REQUIRED TASK 1: Can you arrange the lines in the records, from the line with "value-cell: 5000 bbox=[249, 445, 333, 481]" to the line with "value-cell: DN40 bbox=[495, 586, 579, 622]", as a JSON list of strings with one string per line and blank lines left out?

Today, I lost. I was running for the office of secretary for the senior class, and I lost. This is a new thing for me. Every position I have run for, I have always won, and I have held quite a bit of positions over the years, I would say close to twenty. Losing just feels wrong. I’m not going to act like I’m not bothered by this, I was upset when I found out. I don’t know if it’s because I really wanted to be secretary, or simply because I lost, and no one ever likes being a loser.
At the same time, though, I don’t really care all that much, at least as much as I think I should. If something means a lot to you, then you should be affected by it, and I don’t think I’m properly upset. Because of the lack of emotion following the announcement of my defeat, I began wondering the reason why I wanted to win in the first place. I might have done it because I truly wanted to make a difference in our school, or because I just needed something to catch colleges’ attention. I would like to say it was the former, but I’m afraid I am just not that good hearted. From what I could come up with, it seems that my main motivation was once again something to put on my college apps. Now, I don’t want people to think that I never really wanted this position, because I did enjoy the time. It gave me a way to serve our class and be apart of so many peoples’ lives, if only in a small way.
But let’s be honest with ourselves, these officers don’t really do anything. If you want to make a difference, being a class officer isn’t the way to go about it, depending on the impact you wish to make I suppose. As I look back on my years in office, I don’t think I really made much of an impact. I helped with some fundraisers and stuffing envelopes, but that was pretty much the extent of it. All officers are concerned about is prom, and why shouldn’t they be. Prom is a big deal to any class, and it’s the officers job to make it a good one, so that should be their main concern. But is that really all I want from my high school years? Thinking I made a difference by putting together a kick ass prom. I don’t doubt the work that this new set of officers will go unnoticed or be any less important in the eyes of our students. But I feel I should to more, something that really makes a difference, not only in the lives of the class of 2010, but in Kennedy High School.

REQUIRED TASK 2: In the passage about losing the class election, can you rewrite the paragraph beginning "But let's be honest with ourselves" as a shorter list that keeps its main facts?

DATA FOR THE TASK:
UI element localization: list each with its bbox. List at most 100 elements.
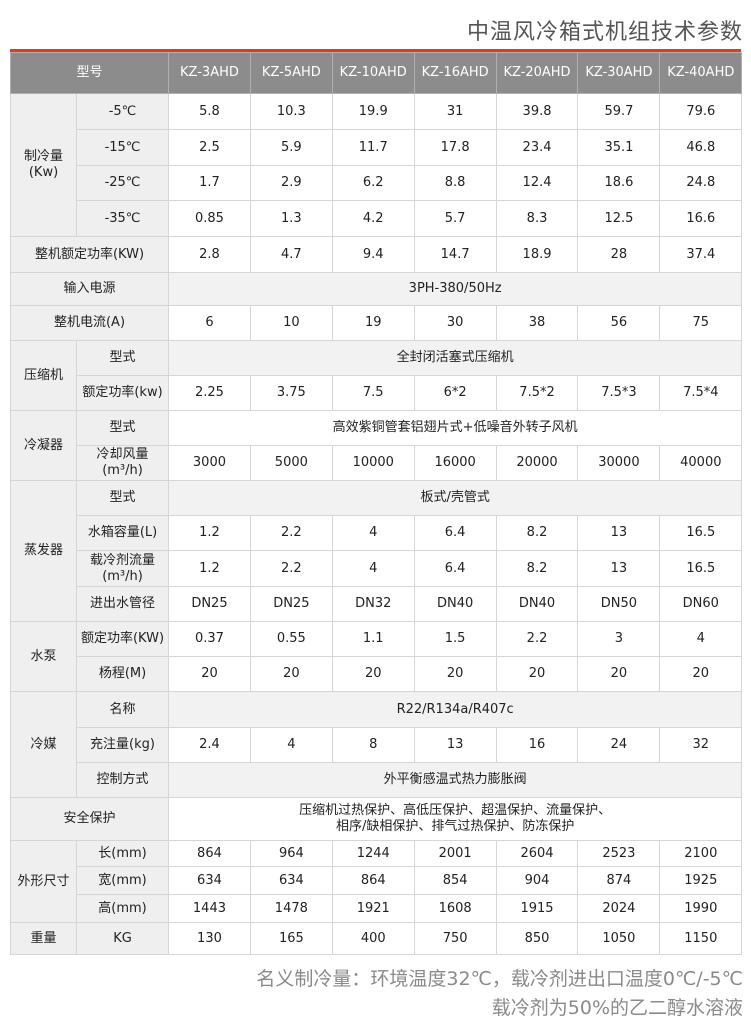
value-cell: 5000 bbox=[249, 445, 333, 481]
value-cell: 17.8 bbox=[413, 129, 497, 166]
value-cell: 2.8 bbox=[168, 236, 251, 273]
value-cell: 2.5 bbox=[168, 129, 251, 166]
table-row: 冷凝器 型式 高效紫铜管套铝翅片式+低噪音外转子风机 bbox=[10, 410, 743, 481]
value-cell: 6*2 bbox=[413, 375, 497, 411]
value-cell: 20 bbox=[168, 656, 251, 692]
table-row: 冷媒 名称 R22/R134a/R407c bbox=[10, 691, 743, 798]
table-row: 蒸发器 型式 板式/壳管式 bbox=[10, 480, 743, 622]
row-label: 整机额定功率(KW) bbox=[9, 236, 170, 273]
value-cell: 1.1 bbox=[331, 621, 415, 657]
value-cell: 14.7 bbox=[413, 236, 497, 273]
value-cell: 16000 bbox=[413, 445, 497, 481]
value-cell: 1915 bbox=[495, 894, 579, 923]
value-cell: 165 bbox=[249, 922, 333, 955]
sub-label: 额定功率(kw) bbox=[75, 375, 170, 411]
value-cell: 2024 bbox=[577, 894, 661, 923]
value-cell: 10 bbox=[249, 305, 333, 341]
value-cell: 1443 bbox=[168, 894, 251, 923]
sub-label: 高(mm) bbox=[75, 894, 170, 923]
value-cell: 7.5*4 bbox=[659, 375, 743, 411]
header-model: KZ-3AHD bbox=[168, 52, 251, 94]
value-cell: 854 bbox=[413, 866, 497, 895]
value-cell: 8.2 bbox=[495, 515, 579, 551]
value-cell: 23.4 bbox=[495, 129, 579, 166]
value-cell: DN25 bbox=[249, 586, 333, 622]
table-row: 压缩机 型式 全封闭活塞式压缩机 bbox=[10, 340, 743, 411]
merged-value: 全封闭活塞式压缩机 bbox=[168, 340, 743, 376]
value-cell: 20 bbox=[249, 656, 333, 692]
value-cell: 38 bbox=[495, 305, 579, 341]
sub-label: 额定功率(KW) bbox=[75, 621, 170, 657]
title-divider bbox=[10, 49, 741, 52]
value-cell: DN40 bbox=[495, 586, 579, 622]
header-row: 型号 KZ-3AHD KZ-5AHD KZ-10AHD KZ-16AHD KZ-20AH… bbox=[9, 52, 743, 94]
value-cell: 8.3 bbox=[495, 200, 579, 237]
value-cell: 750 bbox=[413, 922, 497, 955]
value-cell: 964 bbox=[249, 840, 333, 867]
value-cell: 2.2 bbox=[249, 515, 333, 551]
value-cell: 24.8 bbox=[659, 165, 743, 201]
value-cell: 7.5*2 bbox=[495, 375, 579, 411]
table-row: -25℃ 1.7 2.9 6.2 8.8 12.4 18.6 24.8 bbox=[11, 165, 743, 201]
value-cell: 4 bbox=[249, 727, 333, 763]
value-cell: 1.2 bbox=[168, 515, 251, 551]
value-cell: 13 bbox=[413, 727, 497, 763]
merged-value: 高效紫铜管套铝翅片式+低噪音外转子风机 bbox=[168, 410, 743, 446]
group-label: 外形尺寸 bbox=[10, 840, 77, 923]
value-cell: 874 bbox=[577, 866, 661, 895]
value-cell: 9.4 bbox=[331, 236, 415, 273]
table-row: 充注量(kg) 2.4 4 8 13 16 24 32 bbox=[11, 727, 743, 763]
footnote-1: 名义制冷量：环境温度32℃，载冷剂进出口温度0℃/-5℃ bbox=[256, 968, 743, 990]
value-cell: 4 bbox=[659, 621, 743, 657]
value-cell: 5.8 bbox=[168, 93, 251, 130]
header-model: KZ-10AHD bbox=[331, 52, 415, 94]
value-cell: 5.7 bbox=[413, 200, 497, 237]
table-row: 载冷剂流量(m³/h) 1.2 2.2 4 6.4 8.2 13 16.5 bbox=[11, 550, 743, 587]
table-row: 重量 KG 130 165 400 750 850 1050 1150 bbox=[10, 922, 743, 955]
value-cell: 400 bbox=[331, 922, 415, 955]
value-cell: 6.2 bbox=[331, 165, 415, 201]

EXERCISE ANSWER 1:
[
  "value-cell: 5000 bbox=[249, 445, 333, 481]",
  "value-cell: 17.8 bbox=[413, 129, 497, 166]",
  "value-cell: 2.8 bbox=[168, 236, 251, 273]",
  "value-cell: 2.5 bbox=[168, 129, 251, 166]",
  "table-row: 冷凝器 型式 高效紫铜管套铝翅片式+低噪音外转子风机 bbox=[10, 410, 743, 481]",
  "value-cell: 6*2 bbox=[413, 375, 497, 411]",
  "value-cell: 20 bbox=[168, 656, 251, 692]",
  "table-row: 冷媒 名称 R22/R134a/R407c bbox=[10, 691, 743, 798]",
  "table-row: 蒸发器 型式 板式/壳管式 bbox=[10, 480, 743, 622]",
  "row-label: 整机额定功率(KW) bbox=[9, 236, 170, 273]",
  "value-cell: 1.1 bbox=[331, 621, 415, 657]",
  "value-cell: 14.7 bbox=[413, 236, 497, 273]",
  "value-cell: 16000 bbox=[413, 445, 497, 481]",
  "value-cell: 1915 bbox=[495, 894, 579, 923]",
  "value-cell: 165 bbox=[249, 922, 333, 955]",
  "sub-label: 额定功率(kw) bbox=[75, 375, 170, 411]",
  "value-cell: 2024 bbox=[577, 894, 661, 923]",
  "value-cell: 10 bbox=[249, 305, 333, 341]",
  "value-cell: 1443 bbox=[168, 894, 251, 923]",
  "sub-label: 高(mm) bbox=[75, 894, 170, 923]",
  "value-cell: 7.5*4 bbox=[659, 375, 743, 411]",
  "header-model: KZ-3AHD bbox=[168, 52, 251, 94]",
  "value-cell: 854 bbox=[413, 866, 497, 895]",
  "value-cell: 8.2 bbox=[495, 515, 579, 551]",
  "value-cell: 23.4 bbox=[495, 129, 579, 166]",
  "value-cell: DN25 bbox=[249, 586, 333, 622]",
  "table-row: 压缩机 型式 全封闭活塞式压缩机 bbox=[10, 340, 743, 411]",
  "merged-value: 全封闭活塞式压缩机 bbox=[168, 340, 743, 376]",
  "value-cell: 20 bbox=[249, 656, 333, 692]",
  "value-cell: 38 bbox=[495, 305, 579, 341]",
  "sub-label: 额定功率(KW) bbox=[75, 621, 170, 657]",
  "title-divider bbox=[10, 49, 741, 52]",
  "value-cell: DN40 bbox=[495, 586, 579, 622]"
]

EXERCISE ANSWER 2:
- Class officers don't really do anything, and being one isn't the way to make a difference, depending on the impact you want to make.
- Looking back, the writer doesn't think they made much of an impact: they helped with some fundraisers and stuffed envelopes.
- Officers are mainly concerned with prom. That makes sense, since prom is a big deal and making it good is their job.
- The writer asks whether putting together a great prom is really all they want from high school.
- They feel they should do more, something that makes a real difference for the class of 2010 and for Kennedy High School.